Problem:
Continue the reflection on the painting Winter Landscape, picking up right after its final sentence.

Text excerpt:
The townspeople in “the painting” – simultaneously “real” and “proverbial” – undertake activities that are “typical” because widely practiced. As scholars we also know they are “types” associated with moral sayings (even if we lack the linguistic or cultural competence to translate them precisely). If you look closely you see that these typical people are rendered by the artist(s) with a minimal number of brushstrokes. They lack detail that would render them recognizable as individuals. Their presence is verified, also, in their shadows – six or seven brushstrokes of dark paint on the ice. This painterly shorthand is completely understandable, of course, given the relative scale of the landscape. Like the birds who graze (innocent of their fate) near the trap door or perch on the branches of trees in the foreground, the townspeople are identifiable as a species, but that is as far down as the taxonomy goes. Now, when it comes to identification of bird (species) today it is often said that drawings are better tools than photographs, which, while obviously “real,” are precisely too specific. In Winter Landscape, birds and people are the equivalents of marks in an accounting ledger: pure demography.

I was thinking about what it means to view this painting today, as a document of demography and meteorology, with all of the attendant grief one might feel – call it climate trauma, solastalgia (a coinage by a philosopher, Glenn Albrecht, to refer to a sense of loss about a familiar place that one has not left; hence no nostos or return conditions the algia or pain) or simply a sense of melancholy from realizing that such frozen landscapes are becoming ever rarer. I was going to end my reflection by noting that in this moment we have begun to think about mass extinction of both humans and birds due to planetary warming (which, to be sure, involves different symptoms in different parts of the globe), and yet these peculiar forms of grief would not have been available to Bruegel the Elder or the other early modern painters who imitated him. I would have written a concluding sentence.

Entries provided:

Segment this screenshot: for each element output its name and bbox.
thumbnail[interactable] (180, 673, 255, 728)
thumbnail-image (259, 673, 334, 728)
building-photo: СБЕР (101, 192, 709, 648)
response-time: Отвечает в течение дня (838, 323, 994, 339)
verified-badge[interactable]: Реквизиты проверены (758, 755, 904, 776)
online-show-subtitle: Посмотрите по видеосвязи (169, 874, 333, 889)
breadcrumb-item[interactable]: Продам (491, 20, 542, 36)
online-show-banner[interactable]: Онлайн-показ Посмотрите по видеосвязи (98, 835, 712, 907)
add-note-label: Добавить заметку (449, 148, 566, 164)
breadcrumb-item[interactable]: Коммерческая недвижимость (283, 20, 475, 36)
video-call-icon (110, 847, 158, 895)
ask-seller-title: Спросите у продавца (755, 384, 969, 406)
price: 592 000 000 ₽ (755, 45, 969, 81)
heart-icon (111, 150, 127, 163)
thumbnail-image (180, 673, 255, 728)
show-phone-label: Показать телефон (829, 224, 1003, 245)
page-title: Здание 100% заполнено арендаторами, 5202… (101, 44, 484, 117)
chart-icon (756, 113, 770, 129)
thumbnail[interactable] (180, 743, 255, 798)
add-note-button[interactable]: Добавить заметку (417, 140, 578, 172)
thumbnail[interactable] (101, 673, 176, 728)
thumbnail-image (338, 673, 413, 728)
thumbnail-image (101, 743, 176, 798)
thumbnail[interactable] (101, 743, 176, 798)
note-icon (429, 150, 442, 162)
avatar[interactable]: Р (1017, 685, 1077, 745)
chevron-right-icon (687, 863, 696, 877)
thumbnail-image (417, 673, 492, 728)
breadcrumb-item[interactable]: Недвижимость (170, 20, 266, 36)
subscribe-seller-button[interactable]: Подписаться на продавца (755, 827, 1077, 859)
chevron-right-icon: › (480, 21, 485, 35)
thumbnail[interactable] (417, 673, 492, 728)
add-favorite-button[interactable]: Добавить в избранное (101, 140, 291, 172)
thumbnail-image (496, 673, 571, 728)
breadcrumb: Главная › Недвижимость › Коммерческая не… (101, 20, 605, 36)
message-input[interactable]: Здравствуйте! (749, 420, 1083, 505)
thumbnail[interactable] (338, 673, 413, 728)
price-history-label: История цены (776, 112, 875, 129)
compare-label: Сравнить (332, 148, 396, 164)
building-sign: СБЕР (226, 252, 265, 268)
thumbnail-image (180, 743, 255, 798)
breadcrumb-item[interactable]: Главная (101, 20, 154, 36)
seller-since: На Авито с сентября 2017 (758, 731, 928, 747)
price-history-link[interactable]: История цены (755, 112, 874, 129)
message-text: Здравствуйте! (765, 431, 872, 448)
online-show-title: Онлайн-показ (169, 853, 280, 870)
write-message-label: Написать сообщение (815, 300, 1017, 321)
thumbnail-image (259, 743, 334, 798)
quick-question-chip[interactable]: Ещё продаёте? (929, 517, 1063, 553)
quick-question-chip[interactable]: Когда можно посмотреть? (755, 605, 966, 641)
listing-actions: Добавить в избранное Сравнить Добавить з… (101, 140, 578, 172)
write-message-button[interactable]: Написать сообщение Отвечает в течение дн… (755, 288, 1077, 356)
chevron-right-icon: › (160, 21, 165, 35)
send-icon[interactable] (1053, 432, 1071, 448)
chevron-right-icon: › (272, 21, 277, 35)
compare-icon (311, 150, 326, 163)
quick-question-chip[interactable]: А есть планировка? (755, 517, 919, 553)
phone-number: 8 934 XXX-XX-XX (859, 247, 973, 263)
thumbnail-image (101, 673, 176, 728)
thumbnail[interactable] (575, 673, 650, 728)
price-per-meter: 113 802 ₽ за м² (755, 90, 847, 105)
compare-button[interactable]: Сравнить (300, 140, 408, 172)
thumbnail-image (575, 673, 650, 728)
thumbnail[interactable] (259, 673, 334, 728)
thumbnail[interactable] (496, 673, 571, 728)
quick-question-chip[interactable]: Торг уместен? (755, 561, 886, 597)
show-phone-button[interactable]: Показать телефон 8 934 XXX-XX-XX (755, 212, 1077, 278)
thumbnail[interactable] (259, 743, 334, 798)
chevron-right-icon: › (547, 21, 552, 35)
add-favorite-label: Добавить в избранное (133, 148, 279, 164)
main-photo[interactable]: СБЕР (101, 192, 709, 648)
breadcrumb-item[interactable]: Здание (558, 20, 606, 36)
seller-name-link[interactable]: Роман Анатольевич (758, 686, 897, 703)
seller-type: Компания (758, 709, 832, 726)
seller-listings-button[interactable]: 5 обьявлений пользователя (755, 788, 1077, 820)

Exercise output:
But several days after visiting the Fitz I was watching an episode of the popular Netflix show, The Crown, entitled “Bubbikins” (season 3, episode 4). A (fictional) anti-monarchist journalist from The Guardian is invited to interview Princess Anne, considered the most down to earth of the royals. Throughout the series the camera often pans around “Buckingham Palace” – actually a series of different palaces and sets – to showcase paintings (and indeed the Royal art collection is key to an episode featuring Soviet spy and art historian Anthony Blunt). The journalist is played by a compelling actor, Colin Morgan. By all accounts the viewer’s gaze would be fixed on him as he waits for his audience, obviously out of place and disdainful of the setting. Suddenly, though, my eye was caught by the bottom left corner of a work that hangs next to him. The scene lasts only a few seconds and we never see the entire work of art. If I had not been studying Winter Landscape I would not have made anything at all of this detail. But there it is. Or rather, there “it” is. A mere flash on the screen, one prop among hundreds of others that signify the immense wealth and power of the Windsors for the entertainment of global viewers whose algorithms will forever suggest they might also like other works about Britain, class, royalty, period pieces, and costume dramas.2 Entirely expected and inconspicuous, “this painting” (no doubt hanging in a real British palace), of which the viewer only catches a fragment for a moment, is entirely forgettable, replaceable. As precarious as the villagers and the birds they trap.

Notes

  • 1 The original, a 1565 work by Pieter Bruegel the Elder is in the Royal Museum in Brussels. Some copies have been attributed to Bruegel the Younger, while still others probably date from the eighteenth century. The version in the Fitzwilliam is by Pieter Brueghel the Younger, from 1626. It is held in a private collection.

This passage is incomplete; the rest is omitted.